Politics
Do the pro-Palestinian protests signal a generational shift in U.S. attitudes about Israel?
The relationship between the United States and Israel has been a tight embrace almost ever since the founding of the Jewish-led state 76 years ago.
Israel has relied on U.S. money, weapons and global diplomatic defense to survive and thrive. Until recently, the support was unflagging from a bipartisan core of Congress and American politicians, and generally from U.S. voters as well.
Formed as a refuge for Holocaust survivors, Israel was often portrayed as a victim and an enduring U.S. ally in a tough and dangerous part of the world.
Israel’s seven-month-old war against the Hamas militant group in the Gaza Strip is testing that relationship.
Reacting to tens of thousands of civilian Palestinian deaths, young Americans are protesting at numerous college campuses across the country. While there have been pro-Israel demonstrations as well, the largest and loudest have been in support of Palestinians.
Here’s a closer look at what the protests might mean for the U.S.-Israel relationship, U.S.-Mideast policy and whether the next generation of Americans will chart a different course.
Why are young people suddenly so interested in this issue?
The Palestinian cause — the quest by millions of Palestinians for independence and a sovereign state after massive displacement by the creation of Israel in 1948 — was wholly marginalized during the Trump administration and remained on the back burner as President Biden pursued normalization of Israeli ties with its Arab neighbors.
Then came Oct. 7, 2023. Legions of Hamas militants and allies swarmed from Gaza into southern Israel, killing, torching and taking hostages. Around 1,200 Israelis on several kibbutzim and at a music festival were killed; more than 200 were captured and hauled back to Gaza.
Israel’s retaliation was brutal and massive. More than 34,000 Palestinians, mostly women and children, have been killed in Israeli airstrikes and land attacks. Most of Gaza’s population of 2.3 million has been forced to flee their demolished homes.
This new, horrific chapter in the decades-long Israeli-Palestinian conflict brought the issue back to the fore.
Which side do younger Americans support?
Even before Israel invaded Gaza following the Oct. 7 Hamas rampage, polls showed a significant amount of unfavorable viewpoints on Israel among young Americans.
In a 2022 survey by the Pew Research Center, only 41% of adults under 30 had a favorable view of Israel, with 56% unfavorable.
By contrast, the majority of all age groups above 50 viewed Israel favorably.
A Pew poll in February found that among young Democrats, support for Palestinians was overwhelming: 47% favored Palestinians compared to 7% for Israel. Support also declined slightly among older Americans, to just under the majority, but it did not translate into support for Palestinians.
Why the difference among age groups?
In addition to the unpopularity of Israel’s counterattack in Gaza, the generational divide is impacted by history and perspective.
“There is a generational replacement,” said Ethan Porter, a professor of media, public affairs and political science at George Washington University in Washington.
Where narratives around Israel and Palestine 30 or so years ago were strong on memories of the Holocaust, today’s activists are more inclined to see Israel not as home to survivors of a genocide but as a colonial occupation power perpetuating one.

> **EXERCISE TASK A**
Put the listing, from its first line through the line containing "Find all labels, buttons, inputs, and", into a Markdown table with the columns Row and Listing line, leaving out any blank lines.

> **ENTRIES SUPPLIED**
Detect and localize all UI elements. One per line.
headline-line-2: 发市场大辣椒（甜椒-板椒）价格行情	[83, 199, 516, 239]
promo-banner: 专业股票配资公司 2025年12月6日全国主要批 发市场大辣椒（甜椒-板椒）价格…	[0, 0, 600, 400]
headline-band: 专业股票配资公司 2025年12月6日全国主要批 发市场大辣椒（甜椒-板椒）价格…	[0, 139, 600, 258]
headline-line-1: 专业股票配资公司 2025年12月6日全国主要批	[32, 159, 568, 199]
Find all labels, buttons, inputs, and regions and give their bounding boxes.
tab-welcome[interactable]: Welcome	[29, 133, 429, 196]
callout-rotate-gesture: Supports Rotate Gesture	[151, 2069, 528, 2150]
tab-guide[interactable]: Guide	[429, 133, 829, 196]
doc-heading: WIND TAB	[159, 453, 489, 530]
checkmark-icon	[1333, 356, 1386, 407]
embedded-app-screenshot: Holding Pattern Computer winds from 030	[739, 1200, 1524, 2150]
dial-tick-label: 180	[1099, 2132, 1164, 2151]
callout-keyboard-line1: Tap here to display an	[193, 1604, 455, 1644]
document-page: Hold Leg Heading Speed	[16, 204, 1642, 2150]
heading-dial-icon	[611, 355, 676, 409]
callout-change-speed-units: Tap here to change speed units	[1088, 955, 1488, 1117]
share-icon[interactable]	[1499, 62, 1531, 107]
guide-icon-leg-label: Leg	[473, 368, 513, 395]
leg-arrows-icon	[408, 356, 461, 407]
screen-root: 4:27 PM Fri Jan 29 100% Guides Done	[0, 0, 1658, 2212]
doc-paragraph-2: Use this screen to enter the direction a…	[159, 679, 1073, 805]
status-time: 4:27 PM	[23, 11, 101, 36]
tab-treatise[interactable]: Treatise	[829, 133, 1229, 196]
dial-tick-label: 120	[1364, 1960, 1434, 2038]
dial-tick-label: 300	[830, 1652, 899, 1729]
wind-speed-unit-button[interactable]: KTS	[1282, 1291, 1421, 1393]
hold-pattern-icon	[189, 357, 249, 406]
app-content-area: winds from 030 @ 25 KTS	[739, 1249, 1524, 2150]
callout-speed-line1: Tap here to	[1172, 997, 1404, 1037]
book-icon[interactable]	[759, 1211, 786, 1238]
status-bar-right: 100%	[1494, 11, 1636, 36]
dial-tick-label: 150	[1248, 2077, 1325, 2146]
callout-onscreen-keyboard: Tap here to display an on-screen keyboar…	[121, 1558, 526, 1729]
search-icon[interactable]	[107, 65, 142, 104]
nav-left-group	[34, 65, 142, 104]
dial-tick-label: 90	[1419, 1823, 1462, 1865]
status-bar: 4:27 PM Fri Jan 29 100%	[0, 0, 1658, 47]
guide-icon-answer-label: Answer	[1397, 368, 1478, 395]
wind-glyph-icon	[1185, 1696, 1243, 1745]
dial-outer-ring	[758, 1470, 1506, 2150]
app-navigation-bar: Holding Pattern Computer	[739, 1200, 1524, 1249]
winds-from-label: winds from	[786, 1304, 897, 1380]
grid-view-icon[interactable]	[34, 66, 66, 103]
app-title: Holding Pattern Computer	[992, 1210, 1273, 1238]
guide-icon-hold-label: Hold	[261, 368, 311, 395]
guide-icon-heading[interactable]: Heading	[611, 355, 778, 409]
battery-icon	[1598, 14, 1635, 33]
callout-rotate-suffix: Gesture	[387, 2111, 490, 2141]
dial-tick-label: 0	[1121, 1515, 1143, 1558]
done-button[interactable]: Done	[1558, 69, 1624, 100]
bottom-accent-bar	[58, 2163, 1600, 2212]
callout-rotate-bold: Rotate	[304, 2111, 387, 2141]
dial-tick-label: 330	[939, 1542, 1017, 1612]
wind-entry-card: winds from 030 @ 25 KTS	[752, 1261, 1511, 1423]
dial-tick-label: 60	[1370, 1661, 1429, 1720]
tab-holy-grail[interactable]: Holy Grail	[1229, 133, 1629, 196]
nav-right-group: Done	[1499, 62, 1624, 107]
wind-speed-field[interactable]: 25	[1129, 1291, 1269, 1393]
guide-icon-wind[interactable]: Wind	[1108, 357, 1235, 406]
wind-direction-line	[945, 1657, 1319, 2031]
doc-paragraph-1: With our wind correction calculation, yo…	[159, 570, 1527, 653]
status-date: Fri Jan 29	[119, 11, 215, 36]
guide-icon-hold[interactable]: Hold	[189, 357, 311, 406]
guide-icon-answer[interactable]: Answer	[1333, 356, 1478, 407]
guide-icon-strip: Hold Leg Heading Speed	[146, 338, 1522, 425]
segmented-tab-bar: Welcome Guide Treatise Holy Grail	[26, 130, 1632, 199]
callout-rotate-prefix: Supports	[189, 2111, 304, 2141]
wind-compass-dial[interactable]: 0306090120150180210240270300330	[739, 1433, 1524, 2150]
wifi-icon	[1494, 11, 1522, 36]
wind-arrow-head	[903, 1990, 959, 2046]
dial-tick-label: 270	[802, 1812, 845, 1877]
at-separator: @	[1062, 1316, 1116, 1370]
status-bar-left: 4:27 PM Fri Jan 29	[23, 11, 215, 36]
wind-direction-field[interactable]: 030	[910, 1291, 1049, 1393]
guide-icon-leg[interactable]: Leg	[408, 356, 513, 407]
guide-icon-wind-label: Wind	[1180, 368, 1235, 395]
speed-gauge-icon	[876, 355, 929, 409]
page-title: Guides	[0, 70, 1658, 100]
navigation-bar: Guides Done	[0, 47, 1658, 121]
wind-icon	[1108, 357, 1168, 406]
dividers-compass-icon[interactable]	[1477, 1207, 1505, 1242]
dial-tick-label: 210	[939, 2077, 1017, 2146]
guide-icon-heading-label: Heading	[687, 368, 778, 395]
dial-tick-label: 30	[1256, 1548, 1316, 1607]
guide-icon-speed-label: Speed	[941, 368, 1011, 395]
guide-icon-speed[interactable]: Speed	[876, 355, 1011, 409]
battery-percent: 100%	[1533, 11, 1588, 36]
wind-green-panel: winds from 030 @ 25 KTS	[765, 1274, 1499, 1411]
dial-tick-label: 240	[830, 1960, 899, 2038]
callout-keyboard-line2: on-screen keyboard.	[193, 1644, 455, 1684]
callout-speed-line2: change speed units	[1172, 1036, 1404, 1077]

> **EXERCISE TASK B**
According to the article on pro-Palestinian protests, what share of U.S. adults under 30 had a favorable view of Israel in the 2022 Pew Research Center survey?

> **COMPLETE RESPONSE A**
| Row | Listing line |
|---|---|
| 1 | Detect and localize all UI elements. One per line. |
| 2 | headline-line-2: 发市场大辣椒（甜椒-板椒）价格行情	[83, 199, 516, 239] |
| 3 | promo-banner: 专业股票配资公司 2025年12月6日全国主要批 发市场大辣椒（甜椒-板椒）价格…	[0, 0, 600, 400] |
| 4 | headline-band: 专业股票配资公司 2025年12月6日全国主要批 发市场大辣椒（甜椒-板椒）价格…	[0, 139, 600, 258] |
| 5 | headline-line-1: 专业股票配资公司 2025年12月6日全国主要批	[32, 159, 568, 199] |
| 6 | Find all labels, buttons, inputs, and regions and give their bounding boxes. |

> **COMPLETE RESPONSE B**
41%